REQUEST: Go through the records line by line and work out how many lines hold the word "large". Answer with the number only.

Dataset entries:
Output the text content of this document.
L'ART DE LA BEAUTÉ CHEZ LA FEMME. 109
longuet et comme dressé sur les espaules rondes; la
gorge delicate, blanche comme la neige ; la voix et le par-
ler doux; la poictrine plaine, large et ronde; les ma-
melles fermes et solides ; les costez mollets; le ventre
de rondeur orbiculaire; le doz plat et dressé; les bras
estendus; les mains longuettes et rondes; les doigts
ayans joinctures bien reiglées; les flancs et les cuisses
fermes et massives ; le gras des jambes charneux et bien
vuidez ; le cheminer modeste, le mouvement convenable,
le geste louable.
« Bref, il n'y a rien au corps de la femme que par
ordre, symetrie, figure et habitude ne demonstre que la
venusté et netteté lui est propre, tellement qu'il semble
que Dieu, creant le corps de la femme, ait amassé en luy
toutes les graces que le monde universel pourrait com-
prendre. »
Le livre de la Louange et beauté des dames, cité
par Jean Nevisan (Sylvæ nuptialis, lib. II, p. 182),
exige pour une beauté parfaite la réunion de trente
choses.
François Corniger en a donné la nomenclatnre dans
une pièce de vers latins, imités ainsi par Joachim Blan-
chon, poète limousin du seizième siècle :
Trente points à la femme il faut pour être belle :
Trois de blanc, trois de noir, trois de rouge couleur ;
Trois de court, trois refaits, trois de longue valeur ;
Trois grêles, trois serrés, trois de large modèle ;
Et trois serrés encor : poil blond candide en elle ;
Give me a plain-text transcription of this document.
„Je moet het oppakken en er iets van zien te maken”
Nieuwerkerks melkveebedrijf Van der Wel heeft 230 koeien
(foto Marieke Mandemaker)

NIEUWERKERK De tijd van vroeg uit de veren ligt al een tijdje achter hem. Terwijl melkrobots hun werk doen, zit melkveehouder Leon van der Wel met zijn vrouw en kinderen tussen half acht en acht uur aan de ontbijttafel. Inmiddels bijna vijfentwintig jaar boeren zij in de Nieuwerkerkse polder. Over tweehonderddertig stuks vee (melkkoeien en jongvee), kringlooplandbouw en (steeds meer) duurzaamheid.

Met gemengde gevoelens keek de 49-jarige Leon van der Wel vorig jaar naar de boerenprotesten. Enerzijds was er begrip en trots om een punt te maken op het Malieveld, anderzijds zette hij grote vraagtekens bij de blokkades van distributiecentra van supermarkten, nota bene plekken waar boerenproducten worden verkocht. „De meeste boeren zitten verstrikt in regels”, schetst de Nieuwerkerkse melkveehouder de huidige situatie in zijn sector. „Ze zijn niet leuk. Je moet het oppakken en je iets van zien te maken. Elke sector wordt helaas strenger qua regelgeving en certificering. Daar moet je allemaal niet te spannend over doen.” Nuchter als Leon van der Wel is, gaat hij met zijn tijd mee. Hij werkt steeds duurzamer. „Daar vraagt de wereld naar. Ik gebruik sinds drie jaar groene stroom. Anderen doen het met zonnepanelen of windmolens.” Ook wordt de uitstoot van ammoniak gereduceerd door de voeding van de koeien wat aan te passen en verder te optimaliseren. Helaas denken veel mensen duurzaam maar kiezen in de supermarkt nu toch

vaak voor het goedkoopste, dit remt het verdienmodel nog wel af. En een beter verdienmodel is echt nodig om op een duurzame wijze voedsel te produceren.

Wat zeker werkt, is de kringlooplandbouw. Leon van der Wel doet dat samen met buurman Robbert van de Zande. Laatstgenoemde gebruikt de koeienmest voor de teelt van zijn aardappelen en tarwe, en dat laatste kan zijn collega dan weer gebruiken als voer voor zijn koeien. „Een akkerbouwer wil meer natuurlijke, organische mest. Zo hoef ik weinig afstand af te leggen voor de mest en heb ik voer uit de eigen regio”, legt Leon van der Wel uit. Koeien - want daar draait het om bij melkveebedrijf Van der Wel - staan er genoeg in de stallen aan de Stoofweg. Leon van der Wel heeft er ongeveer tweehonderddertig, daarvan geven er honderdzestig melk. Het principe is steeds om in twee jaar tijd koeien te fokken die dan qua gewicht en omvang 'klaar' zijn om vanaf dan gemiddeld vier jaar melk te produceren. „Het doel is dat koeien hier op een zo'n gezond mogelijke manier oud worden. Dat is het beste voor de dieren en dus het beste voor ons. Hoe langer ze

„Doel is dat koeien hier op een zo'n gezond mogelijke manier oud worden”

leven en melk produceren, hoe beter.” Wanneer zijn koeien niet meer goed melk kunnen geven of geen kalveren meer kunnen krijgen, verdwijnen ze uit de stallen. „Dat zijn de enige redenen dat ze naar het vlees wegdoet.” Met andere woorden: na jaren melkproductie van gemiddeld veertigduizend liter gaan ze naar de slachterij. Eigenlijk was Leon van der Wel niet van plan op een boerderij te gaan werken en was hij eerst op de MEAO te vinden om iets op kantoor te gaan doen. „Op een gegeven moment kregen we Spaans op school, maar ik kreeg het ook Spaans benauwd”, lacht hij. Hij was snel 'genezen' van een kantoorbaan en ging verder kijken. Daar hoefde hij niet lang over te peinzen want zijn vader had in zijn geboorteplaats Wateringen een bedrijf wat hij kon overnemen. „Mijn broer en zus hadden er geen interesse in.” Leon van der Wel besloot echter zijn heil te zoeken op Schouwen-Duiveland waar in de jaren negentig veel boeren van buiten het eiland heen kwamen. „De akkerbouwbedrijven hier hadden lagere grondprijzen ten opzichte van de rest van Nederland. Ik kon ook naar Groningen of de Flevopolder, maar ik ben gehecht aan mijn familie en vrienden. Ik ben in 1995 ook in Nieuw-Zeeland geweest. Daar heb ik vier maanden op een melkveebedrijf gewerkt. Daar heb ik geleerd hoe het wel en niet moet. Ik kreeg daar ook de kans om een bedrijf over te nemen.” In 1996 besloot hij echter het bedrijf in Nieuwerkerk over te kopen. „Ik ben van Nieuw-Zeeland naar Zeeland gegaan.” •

ANSWER TO THE PROBLEM: 2